Problem to work on
Using the listing below, select the lines with the word "that" and copy them.

Exercise data

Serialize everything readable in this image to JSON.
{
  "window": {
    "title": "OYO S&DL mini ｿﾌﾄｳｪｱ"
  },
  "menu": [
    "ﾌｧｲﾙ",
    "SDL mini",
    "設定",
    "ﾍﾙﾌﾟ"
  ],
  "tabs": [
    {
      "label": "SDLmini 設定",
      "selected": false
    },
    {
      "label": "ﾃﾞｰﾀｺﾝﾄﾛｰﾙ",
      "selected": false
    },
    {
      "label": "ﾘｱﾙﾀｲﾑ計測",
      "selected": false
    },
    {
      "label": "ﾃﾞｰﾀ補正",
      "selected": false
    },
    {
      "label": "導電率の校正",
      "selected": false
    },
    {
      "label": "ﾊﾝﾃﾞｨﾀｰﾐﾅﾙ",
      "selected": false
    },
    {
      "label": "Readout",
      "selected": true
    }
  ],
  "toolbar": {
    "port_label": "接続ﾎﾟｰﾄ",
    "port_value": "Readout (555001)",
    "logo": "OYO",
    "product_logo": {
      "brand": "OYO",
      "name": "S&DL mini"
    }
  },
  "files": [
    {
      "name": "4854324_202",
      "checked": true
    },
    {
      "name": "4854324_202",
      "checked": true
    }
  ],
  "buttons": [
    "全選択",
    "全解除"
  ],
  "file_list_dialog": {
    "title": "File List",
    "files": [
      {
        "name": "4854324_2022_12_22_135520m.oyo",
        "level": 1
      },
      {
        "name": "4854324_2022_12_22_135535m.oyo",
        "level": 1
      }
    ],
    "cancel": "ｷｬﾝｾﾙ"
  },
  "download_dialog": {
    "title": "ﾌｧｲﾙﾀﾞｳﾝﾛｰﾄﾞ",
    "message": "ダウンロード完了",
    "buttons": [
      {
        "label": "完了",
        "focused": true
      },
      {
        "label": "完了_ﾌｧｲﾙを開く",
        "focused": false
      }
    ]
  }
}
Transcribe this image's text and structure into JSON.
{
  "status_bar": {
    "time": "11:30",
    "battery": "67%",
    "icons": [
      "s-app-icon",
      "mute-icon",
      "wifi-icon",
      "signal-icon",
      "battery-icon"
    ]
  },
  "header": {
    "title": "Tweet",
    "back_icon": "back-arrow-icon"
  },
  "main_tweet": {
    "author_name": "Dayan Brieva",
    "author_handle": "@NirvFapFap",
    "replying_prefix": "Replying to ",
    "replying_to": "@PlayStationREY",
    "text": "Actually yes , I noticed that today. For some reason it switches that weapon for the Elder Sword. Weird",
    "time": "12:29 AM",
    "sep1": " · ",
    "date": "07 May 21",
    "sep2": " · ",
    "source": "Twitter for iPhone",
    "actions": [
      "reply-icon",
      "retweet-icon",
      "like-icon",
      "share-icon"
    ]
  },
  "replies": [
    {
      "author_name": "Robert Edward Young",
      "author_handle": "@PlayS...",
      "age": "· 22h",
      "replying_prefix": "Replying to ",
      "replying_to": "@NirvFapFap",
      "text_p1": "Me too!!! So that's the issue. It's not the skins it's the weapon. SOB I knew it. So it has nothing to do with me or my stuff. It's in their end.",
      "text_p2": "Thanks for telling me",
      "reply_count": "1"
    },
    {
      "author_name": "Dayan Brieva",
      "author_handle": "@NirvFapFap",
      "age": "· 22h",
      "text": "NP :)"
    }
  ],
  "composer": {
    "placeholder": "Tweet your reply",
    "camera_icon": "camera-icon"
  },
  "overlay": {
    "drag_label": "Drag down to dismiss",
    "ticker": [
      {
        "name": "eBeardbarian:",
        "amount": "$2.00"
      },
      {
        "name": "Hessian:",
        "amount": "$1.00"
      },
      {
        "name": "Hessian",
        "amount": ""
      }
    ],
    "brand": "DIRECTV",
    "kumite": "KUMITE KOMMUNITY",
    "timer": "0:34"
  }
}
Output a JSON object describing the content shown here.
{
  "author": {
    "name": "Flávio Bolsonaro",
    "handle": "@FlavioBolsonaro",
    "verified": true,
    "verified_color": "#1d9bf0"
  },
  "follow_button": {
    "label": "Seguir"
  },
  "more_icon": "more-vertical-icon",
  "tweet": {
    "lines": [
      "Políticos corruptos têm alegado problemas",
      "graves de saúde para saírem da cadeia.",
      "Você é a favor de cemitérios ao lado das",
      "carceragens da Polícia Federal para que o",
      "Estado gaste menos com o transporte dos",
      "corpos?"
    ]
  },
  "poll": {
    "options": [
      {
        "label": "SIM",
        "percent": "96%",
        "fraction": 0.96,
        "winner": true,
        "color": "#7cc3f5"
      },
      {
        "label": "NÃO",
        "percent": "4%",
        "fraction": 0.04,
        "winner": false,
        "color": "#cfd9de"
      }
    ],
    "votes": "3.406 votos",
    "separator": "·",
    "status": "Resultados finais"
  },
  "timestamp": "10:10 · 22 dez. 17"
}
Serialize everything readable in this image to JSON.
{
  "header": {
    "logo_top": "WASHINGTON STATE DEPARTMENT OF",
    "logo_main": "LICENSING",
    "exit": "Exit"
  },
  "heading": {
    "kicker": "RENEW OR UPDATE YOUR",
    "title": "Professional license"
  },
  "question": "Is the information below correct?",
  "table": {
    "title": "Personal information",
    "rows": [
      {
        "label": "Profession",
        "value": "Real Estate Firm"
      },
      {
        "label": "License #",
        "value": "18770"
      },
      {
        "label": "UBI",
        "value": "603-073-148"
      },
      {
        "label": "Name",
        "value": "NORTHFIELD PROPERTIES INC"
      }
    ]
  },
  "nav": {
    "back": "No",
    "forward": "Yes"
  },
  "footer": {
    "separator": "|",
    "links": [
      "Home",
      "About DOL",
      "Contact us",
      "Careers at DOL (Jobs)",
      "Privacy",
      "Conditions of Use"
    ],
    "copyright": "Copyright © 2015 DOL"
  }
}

Worked answer
    "text": "Actually yes , I noticed that today. For some reason it switches that weapon for the Elder Sword. Weird",
      "text_p1": "Me too!!! So that's the issue. It's not the skins it's the weapon. SOB I knew it. So it has nothing to do with me or my stuff. It's in their end.",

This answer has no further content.